> [Provided information]
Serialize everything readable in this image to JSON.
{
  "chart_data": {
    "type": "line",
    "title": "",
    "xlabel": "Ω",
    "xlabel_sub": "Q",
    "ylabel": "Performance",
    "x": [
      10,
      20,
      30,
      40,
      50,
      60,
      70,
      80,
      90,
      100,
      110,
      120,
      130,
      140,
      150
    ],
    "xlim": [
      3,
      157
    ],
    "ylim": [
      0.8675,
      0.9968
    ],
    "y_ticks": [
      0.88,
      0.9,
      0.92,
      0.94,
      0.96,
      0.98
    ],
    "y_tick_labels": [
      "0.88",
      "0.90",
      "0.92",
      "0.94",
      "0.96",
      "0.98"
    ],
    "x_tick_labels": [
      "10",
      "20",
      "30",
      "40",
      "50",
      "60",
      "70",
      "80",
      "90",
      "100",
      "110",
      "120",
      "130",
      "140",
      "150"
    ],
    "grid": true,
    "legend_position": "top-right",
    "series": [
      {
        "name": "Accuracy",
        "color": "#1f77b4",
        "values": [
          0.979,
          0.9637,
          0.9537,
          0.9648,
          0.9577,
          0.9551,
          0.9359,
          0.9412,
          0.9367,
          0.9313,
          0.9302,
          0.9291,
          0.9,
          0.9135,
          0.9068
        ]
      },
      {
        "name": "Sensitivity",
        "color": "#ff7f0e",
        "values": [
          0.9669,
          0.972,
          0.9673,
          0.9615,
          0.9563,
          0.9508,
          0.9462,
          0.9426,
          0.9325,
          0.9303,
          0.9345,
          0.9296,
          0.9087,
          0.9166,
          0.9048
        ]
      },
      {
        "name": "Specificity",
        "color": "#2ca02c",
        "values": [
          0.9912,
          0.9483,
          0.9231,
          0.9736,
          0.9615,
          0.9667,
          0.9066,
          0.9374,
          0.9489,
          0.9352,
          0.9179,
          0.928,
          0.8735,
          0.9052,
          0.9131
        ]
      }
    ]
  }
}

> [Instructions for the task] Transcribe every entry verbatim.

> [Solution]
Serialize everything readable in this image to JSON.
{
  "chart_data": {
    "type": "line",
    "title": "",
    "xlabel": "Ω",
    "xlabel_sub": "Q",
    "ylabel": "Performance",
    "x": [
      10,
      20,
      30,
      40,
      50,
      60,
      70,
      80,
      90,
      100,
      110,
      120,
      130,
      140,
      150
    ],
    "xlim": [
      3,
      157
    ],
    "ylim": [
      0.8675,
      0.9968
    ],
    "y_ticks": [
      0.88,
      0.9,
      0.92,
      0.94,
      0.96,
      0.98
    ],
    "y_tick_labels": [
      "0.88",
      "0.90",
      "0.92",
      "0.94",
      "0.96",
      "0.98"
    ],
    "x_tick_labels": [
      "10",
      "20",
      "30",
      "40",
      "50",
      "60",
      "70",
      "80",
      "90",
      "100",
      "110",
      "120",
      "130",
      "140",
      "150"
    ],
    "grid": true,
    "legend_position": "top-right",
    "series": [
      {
        "name": "Accuracy",
        "color": "#1f77b4",
        "values": [
          0.979,
          0.9637,
          0.9537,
          0.9648,
          0.9577,
          0.9551,
          0.9359,
          0.9412,
          0.9367,
          0.9313,
          0.9302,
          0.9291,
          0.9,
          0.9135,
          0.9068
        ]
      },
      {
        "name": "Sensitivity",
        "color": "#ff7f0e",
        "values": [
          0.9669,
          0.972,
          0.9673,
          0.9615,
          0.9563,
          0.9508,
          0.9462,
          0.9426,
          0.9325,
          0.9303,
          0.9345,
          0.9296,
          0.9087,
          0.9166,
          0.9048
        ]
      },
      {
        "name": "Specificity",
        "color": "#2ca02c",
        "values": [
          0.9912,
          0.9483,
          0.9231,
          0.9736,
          0.9615,
          0.9667,
          0.9066,
          0.9374,
          0.9489,
          0.9352,
          0.9179,
          0.928,
          0.8735,
          0.9052,
          0.9131
        ]
      }
    ]
  }
}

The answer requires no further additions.